**EXTRACTED MATERIAL**:
________________________
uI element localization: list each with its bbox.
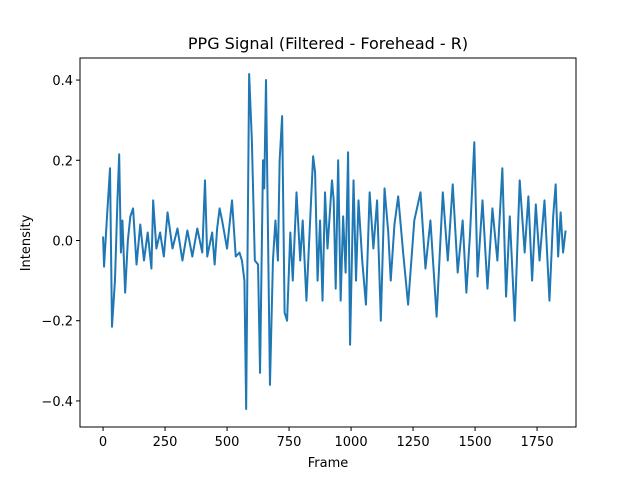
chart-title: PPG Signal (Filtered - Forehead - R) (188, 34, 468, 53)
y-axis-label: Intensity (19, 214, 34, 271)
y-tick-label: −0.2 (41, 315, 73, 330)
x-tick-label: 750 (277, 435, 302, 450)
x-tick-label: 500 (215, 435, 240, 450)
y-tick-label: 0.2 (52, 154, 73, 169)
x-tick-label: 1000 (335, 435, 368, 450)
signal-line (102, 73, 567, 410)
x-axis-label: Frame (308, 456, 349, 471)
y-tick-label: 0.4 (52, 74, 73, 89)
x-tick-label: 1750 (521, 435, 554, 450)
x-tick-label: 1500 (459, 435, 492, 450)
y-tick-label: −0.4 (41, 395, 73, 410)
x-tick-label: 0 (99, 435, 107, 450)
y-tick-label: 0.0 (52, 234, 73, 249)
x-tick-label: 250 (153, 435, 178, 450)
x-tick-label: 1250 (397, 435, 430, 450)
plot-frame (79, 57, 577, 428)
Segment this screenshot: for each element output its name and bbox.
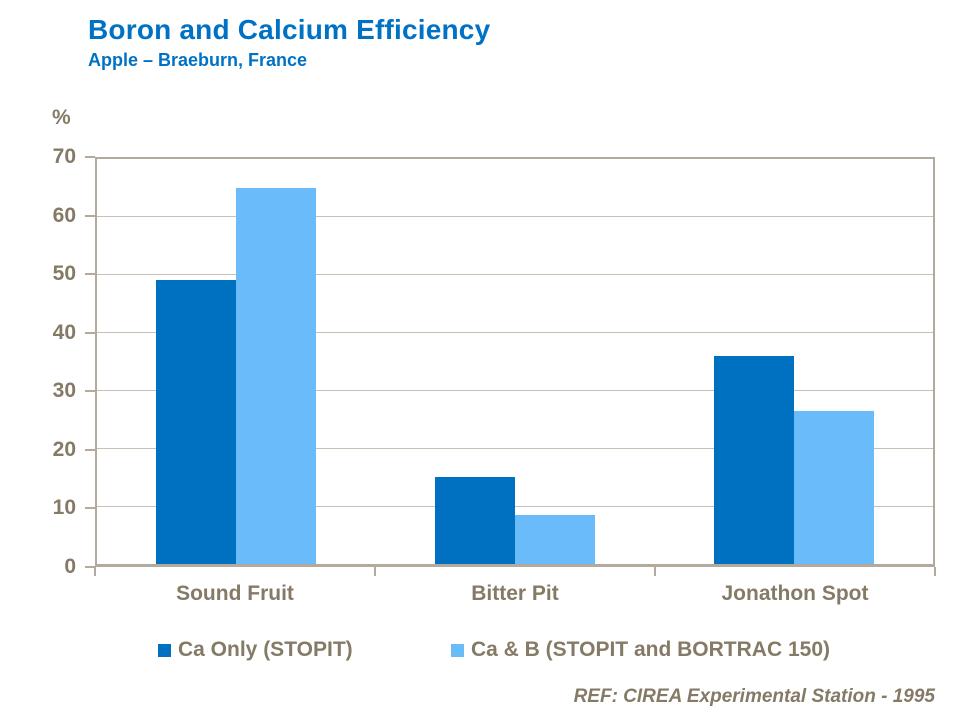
y-tick-mark-40 bbox=[85, 331, 95, 334]
y-tick-mark-20 bbox=[85, 448, 95, 451]
y-tick-label-60: 60 bbox=[52, 203, 76, 227]
y-axis-unit-label: % bbox=[52, 106, 71, 129]
x-tick-mark-1 bbox=[374, 567, 376, 576]
y-tick-label-20: 20 bbox=[52, 437, 76, 461]
y-tick-label-10: 10 bbox=[52, 496, 76, 520]
x-tick-mark-2 bbox=[654, 567, 656, 576]
bar-series0-sound-fruit bbox=[156, 280, 237, 564]
chart-title: Boron and Calcium Efficiency bbox=[88, 14, 491, 45]
legend-label-ca-only: Ca Only (STOPIT) bbox=[178, 638, 353, 661]
y-tick-mark-10 bbox=[85, 507, 95, 510]
bar-series1-jonathon-spot bbox=[793, 411, 874, 564]
y-tick-label-40: 40 bbox=[52, 320, 76, 344]
y-tick-label-70: 70 bbox=[52, 145, 76, 168]
plot-area bbox=[95, 157, 935, 567]
y-tick-label-0: 0 bbox=[64, 555, 76, 578]
x-tick-mark-3 bbox=[934, 567, 936, 576]
legend-swatch-ca-only bbox=[158, 643, 171, 657]
category-label-sound-fruit: Sound Fruit bbox=[176, 582, 294, 605]
legend-swatch-ca-and-b bbox=[451, 643, 464, 657]
gridline-20 bbox=[97, 447, 933, 449]
y-tick-label-30: 30 bbox=[52, 379, 76, 403]
category-label-jonathon-spot: Jonathon Spot bbox=[721, 582, 869, 605]
bar-series1-sound-fruit bbox=[236, 188, 317, 564]
gridline-30 bbox=[97, 389, 933, 391]
legend-label-ca-and-b: Ca & B (STOPIT and BORTRAC 150) bbox=[471, 638, 830, 661]
gridline-50 bbox=[97, 274, 933, 276]
legend-item-ca-and-b: Ca & B (STOPIT and BORTRAC 150) bbox=[451, 636, 830, 664]
gridline-10 bbox=[97, 505, 933, 507]
y-tick-mark-30 bbox=[85, 390, 95, 393]
chart-subtitle: Apple – Braeburn, France bbox=[88, 50, 308, 70]
bar-series0-jonathon-spot bbox=[713, 356, 794, 564]
reference-note: REF: CIREA Experimental Station - 1995 bbox=[573, 686, 935, 707]
y-tick-mark-0 bbox=[85, 566, 95, 568]
bar-series1-bitter-pit bbox=[515, 515, 595, 564]
gridline-60 bbox=[97, 216, 933, 218]
y-tick-mark-70 bbox=[85, 156, 95, 158]
gridline-40 bbox=[97, 332, 933, 334]
x-tick-mark-0 bbox=[94, 567, 96, 576]
category-label-bitter-pit: Bitter Pit bbox=[471, 582, 559, 605]
y-tick-mark-60 bbox=[85, 214, 95, 217]
bar-series0-bitter-pit bbox=[435, 477, 515, 564]
legend-item-ca-only: Ca Only (STOPIT) bbox=[158, 636, 353, 664]
y-tick-mark-50 bbox=[85, 273, 95, 276]
y-tick-label-50: 50 bbox=[52, 262, 76, 286]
________________________
**GIVEN INSTRUCTION**: Reproduce all the records above with every "gridline" changed to "grid-line" and nothing else altered. Leave the pictures out.

**RESPONSE BELOW**:
uI element localization: list each with its bbox.
chart-title: PPG Signal (Filtered - Forehead - R) (188, 34, 468, 53)
y-axis-label: Intensity (19, 214, 34, 271)
y-tick-label: −0.2 (41, 315, 73, 330)
x-tick-label: 750 (277, 435, 302, 450)
x-tick-label: 500 (215, 435, 240, 450)
y-tick-label: 0.2 (52, 154, 73, 169)
x-tick-label: 1000 (335, 435, 368, 450)
signal-line (102, 73, 567, 410)
x-axis-label: Frame (308, 456, 349, 471)
y-tick-label: 0.4 (52, 74, 73, 89)
x-tick-label: 1750 (521, 435, 554, 450)
x-tick-label: 1500 (459, 435, 492, 450)
y-tick-label: −0.4 (41, 395, 73, 410)
x-tick-label: 0 (99, 435, 107, 450)
y-tick-label: 0.0 (52, 234, 73, 249)
x-tick-label: 250 (153, 435, 178, 450)
x-tick-label: 1250 (397, 435, 430, 450)
plot-frame (79, 57, 577, 428)
Segment this screenshot: for each element output its name and bbox.
y-tick-mark-40 bbox=[85, 331, 95, 334]
y-tick-mark-20 bbox=[85, 448, 95, 451]
y-tick-label-60: 60 bbox=[52, 203, 76, 227]
y-axis-unit-label: % bbox=[52, 106, 71, 129]
x-tick-mark-1 bbox=[374, 567, 376, 576]
y-tick-label-20: 20 bbox=[52, 437, 76, 461]
y-tick-label-10: 10 bbox=[52, 496, 76, 520]
x-tick-mark-2 bbox=[654, 567, 656, 576]
bar-series0-sound-fruit bbox=[156, 280, 237, 564]
chart-title: Boron and Calcium Efficiency bbox=[88, 14, 491, 45]
legend-label-ca-only: Ca Only (STOPIT) bbox=[178, 638, 353, 661]
y-tick-mark-10 bbox=[85, 507, 95, 510]
bar-series1-jonathon-spot bbox=[793, 411, 874, 564]
y-tick-label-40: 40 bbox=[52, 320, 76, 344]
y-tick-label-70: 70 bbox=[52, 145, 76, 168]
plot-area bbox=[95, 157, 935, 567]
y-tick-label-0: 0 bbox=[64, 555, 76, 578]
x-tick-mark-3 bbox=[934, 567, 936, 576]
legend-swatch-ca-only bbox=[158, 643, 171, 657]
category-label-sound-fruit: Sound Fruit bbox=[176, 582, 294, 605]
legend-swatch-ca-and-b bbox=[451, 643, 464, 657]
grid-line-20 bbox=[97, 447, 933, 449]
y-tick-label-30: 30 bbox=[52, 379, 76, 403]
category-label-jonathon-spot: Jonathon Spot bbox=[721, 582, 869, 605]
bar-series1-sound-fruit bbox=[236, 188, 317, 564]
grid-line-30 bbox=[97, 389, 933, 391]
legend-label-ca-and-b: Ca & B (STOPIT and BORTRAC 150) bbox=[471, 638, 830, 661]
grid-line-50 bbox=[97, 274, 933, 276]
legend-item-ca-and-b: Ca & B (STOPIT and BORTRAC 150) bbox=[451, 636, 830, 664]
grid-line-10 bbox=[97, 505, 933, 507]
y-tick-mark-30 bbox=[85, 390, 95, 393]
chart-subtitle: Apple – Braeburn, France bbox=[88, 50, 308, 70]
bar-series0-jonathon-spot bbox=[713, 356, 794, 564]
reference-note: REF: CIREA Experimental Station - 1995 bbox=[573, 686, 935, 707]
y-tick-mark-0 bbox=[85, 566, 95, 568]
bar-series1-bitter-pit bbox=[515, 515, 595, 564]
grid-line-60 bbox=[97, 216, 933, 218]
y-tick-mark-70 bbox=[85, 156, 95, 158]
grid-line-40 bbox=[97, 332, 933, 334]
x-tick-mark-0 bbox=[94, 567, 96, 576]
category-label-bitter-pit: Bitter Pit bbox=[471, 582, 559, 605]
y-tick-mark-60 bbox=[85, 214, 95, 217]
bar-series0-bitter-pit bbox=[435, 477, 515, 564]
legend-item-ca-only: Ca Only (STOPIT) bbox=[158, 636, 353, 664]
y-tick-mark-50 bbox=[85, 273, 95, 276]
y-tick-label-50: 50 bbox=[52, 262, 76, 286]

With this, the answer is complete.